Given problem =>
Among the entries, which lines carry the string "Degree"? Copy each of them.

(Data excerpts)
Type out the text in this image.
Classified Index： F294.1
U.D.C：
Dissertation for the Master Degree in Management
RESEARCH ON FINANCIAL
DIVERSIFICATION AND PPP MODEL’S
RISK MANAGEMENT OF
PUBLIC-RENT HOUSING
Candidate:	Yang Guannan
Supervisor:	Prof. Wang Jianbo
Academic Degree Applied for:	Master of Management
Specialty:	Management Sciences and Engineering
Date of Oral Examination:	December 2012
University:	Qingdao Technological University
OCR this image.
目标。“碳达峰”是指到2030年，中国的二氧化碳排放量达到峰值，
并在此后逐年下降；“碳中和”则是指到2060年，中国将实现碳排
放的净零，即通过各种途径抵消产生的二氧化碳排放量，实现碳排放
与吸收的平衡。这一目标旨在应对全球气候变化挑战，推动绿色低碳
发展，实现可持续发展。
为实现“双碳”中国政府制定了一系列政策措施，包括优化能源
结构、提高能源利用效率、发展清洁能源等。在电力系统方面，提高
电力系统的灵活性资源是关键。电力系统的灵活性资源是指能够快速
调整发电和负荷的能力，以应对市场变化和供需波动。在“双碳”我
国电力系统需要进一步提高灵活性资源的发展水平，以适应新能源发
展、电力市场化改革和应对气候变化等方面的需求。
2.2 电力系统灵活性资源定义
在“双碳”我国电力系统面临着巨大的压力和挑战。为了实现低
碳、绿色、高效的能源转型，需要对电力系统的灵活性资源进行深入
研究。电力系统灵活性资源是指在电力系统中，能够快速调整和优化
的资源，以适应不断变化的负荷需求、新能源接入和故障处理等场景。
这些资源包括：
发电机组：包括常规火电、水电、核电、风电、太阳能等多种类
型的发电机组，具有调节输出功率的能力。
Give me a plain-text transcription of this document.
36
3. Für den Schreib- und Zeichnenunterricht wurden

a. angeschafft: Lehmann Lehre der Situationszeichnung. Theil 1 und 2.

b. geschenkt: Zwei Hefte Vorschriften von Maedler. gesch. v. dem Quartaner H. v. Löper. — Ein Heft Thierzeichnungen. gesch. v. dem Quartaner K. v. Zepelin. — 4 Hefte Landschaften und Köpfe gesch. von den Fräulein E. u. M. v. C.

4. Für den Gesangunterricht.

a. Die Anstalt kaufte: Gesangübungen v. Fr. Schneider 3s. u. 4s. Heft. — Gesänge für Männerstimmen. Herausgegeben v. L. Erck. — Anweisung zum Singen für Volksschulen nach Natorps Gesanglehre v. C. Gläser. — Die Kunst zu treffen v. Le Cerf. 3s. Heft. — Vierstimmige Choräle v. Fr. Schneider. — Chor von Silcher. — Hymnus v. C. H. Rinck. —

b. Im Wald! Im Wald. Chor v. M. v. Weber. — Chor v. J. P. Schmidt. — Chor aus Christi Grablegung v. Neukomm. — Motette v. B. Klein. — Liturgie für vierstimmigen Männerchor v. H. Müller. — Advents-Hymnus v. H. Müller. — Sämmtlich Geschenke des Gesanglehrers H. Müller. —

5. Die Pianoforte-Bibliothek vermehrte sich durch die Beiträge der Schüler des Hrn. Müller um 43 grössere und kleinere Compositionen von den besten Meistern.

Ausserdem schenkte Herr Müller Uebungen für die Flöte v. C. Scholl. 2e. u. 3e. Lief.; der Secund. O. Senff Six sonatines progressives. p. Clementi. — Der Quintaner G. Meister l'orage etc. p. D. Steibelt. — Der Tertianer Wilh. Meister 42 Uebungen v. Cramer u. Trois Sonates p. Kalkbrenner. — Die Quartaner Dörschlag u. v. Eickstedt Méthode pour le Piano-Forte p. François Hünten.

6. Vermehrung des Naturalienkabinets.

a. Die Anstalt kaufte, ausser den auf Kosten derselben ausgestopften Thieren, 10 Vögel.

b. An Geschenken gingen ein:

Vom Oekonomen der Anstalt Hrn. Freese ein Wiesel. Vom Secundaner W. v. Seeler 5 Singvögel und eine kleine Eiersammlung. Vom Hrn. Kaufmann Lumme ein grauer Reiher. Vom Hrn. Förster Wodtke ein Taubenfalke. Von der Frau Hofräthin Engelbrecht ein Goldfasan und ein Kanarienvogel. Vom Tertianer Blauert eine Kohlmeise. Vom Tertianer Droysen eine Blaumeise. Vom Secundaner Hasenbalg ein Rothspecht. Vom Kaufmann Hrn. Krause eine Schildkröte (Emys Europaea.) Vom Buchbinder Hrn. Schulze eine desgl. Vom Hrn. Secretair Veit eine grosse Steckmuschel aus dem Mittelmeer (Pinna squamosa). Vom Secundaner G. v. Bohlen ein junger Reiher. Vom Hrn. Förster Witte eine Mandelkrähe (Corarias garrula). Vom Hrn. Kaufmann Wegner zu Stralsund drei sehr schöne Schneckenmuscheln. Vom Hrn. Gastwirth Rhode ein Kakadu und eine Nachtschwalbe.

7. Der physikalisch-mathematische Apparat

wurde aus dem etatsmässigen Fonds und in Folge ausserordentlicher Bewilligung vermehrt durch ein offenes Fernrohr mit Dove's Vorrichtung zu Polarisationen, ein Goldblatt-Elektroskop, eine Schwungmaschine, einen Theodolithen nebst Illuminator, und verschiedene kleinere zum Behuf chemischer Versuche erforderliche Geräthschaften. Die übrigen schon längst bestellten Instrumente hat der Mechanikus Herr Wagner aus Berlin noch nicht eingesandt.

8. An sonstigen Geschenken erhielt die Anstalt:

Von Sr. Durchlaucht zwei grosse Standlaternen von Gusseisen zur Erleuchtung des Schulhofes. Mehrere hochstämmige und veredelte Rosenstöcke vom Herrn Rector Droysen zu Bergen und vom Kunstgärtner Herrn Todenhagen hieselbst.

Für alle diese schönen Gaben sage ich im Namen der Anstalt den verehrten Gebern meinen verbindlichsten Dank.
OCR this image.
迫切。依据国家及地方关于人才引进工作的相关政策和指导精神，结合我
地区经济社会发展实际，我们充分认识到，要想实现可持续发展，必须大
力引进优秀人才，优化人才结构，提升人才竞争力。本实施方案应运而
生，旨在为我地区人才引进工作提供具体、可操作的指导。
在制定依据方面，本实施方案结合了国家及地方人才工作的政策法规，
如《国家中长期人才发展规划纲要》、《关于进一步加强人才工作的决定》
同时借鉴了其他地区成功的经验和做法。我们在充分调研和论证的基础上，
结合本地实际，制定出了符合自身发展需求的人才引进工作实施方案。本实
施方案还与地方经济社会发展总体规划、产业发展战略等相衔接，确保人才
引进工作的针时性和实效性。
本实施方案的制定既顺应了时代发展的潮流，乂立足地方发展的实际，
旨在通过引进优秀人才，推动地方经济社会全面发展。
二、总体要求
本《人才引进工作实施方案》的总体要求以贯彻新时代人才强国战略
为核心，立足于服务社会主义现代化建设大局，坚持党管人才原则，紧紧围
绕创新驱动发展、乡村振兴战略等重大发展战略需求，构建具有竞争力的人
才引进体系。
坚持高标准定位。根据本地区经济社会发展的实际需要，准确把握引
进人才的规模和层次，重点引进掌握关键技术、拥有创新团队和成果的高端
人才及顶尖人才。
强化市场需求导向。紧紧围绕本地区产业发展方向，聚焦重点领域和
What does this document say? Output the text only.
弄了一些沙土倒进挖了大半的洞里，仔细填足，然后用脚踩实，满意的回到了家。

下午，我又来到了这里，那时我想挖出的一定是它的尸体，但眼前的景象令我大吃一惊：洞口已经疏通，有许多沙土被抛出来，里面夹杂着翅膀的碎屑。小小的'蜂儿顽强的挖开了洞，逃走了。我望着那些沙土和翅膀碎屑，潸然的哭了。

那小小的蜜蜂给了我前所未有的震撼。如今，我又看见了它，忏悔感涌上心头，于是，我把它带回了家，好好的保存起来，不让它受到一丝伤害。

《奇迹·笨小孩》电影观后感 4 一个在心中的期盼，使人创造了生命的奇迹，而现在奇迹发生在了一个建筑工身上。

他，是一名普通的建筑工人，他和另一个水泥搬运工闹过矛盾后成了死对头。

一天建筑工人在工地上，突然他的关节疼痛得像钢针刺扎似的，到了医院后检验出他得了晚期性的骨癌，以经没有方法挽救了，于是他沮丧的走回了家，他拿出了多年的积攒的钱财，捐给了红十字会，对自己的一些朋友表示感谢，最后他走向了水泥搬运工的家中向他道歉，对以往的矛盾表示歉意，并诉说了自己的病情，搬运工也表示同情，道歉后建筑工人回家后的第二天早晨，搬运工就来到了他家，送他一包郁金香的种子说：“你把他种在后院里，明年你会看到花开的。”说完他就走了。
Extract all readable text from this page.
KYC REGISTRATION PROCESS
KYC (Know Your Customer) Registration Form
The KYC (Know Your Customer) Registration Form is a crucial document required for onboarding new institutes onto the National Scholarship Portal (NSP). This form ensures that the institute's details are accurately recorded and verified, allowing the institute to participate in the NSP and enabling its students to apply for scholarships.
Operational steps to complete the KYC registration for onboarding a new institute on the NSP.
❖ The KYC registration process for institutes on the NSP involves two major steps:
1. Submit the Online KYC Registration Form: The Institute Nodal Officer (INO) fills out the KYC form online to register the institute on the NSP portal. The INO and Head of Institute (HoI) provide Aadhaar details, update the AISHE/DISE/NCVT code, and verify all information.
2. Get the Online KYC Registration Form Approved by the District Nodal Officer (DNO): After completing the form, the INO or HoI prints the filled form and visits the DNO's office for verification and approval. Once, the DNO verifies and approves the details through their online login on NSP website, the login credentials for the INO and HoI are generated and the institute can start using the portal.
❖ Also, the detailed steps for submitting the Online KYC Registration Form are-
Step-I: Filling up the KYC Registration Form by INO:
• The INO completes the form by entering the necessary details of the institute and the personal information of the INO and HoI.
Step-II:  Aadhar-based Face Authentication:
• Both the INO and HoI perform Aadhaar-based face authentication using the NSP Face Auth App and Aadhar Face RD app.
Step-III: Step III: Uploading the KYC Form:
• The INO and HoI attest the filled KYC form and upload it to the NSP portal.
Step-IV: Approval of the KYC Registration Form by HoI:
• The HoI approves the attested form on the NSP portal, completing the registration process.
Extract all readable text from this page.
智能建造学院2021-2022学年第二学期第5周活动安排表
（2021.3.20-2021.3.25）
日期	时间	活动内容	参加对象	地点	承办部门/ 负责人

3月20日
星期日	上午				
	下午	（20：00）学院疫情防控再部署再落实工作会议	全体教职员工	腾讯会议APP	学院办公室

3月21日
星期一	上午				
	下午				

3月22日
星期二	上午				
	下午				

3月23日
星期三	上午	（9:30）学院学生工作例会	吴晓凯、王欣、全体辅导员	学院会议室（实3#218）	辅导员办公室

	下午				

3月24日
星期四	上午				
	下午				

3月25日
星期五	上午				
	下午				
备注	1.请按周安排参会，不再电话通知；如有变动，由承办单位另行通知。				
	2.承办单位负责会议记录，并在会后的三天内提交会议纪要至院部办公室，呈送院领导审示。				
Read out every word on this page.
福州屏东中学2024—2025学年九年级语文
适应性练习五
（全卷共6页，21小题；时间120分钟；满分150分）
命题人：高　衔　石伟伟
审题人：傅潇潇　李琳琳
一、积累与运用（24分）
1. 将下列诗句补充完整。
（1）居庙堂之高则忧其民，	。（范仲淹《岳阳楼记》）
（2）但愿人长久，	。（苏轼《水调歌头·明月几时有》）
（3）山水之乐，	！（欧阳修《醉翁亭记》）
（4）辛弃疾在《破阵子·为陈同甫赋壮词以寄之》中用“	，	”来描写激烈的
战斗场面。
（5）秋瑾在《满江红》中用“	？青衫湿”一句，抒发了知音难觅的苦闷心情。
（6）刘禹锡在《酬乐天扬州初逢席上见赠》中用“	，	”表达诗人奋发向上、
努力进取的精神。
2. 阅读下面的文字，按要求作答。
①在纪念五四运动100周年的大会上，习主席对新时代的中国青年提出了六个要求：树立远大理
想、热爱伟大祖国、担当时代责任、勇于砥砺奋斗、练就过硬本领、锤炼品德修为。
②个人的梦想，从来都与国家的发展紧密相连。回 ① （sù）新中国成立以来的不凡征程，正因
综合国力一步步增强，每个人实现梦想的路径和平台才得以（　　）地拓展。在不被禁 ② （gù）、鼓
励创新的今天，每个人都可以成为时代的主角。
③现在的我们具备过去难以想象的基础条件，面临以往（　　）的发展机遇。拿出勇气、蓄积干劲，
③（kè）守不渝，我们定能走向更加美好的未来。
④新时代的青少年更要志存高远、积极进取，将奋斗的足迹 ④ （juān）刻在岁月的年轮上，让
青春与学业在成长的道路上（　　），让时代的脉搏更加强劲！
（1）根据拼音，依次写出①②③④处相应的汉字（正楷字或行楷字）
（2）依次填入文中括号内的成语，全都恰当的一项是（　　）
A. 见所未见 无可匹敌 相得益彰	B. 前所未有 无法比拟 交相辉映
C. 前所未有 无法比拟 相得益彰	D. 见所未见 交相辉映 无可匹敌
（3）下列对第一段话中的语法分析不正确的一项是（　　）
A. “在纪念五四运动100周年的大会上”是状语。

Solution to the exercise =>
Dissertation for the Master Degree in Management
Academic Degree Applied for:	Master of Management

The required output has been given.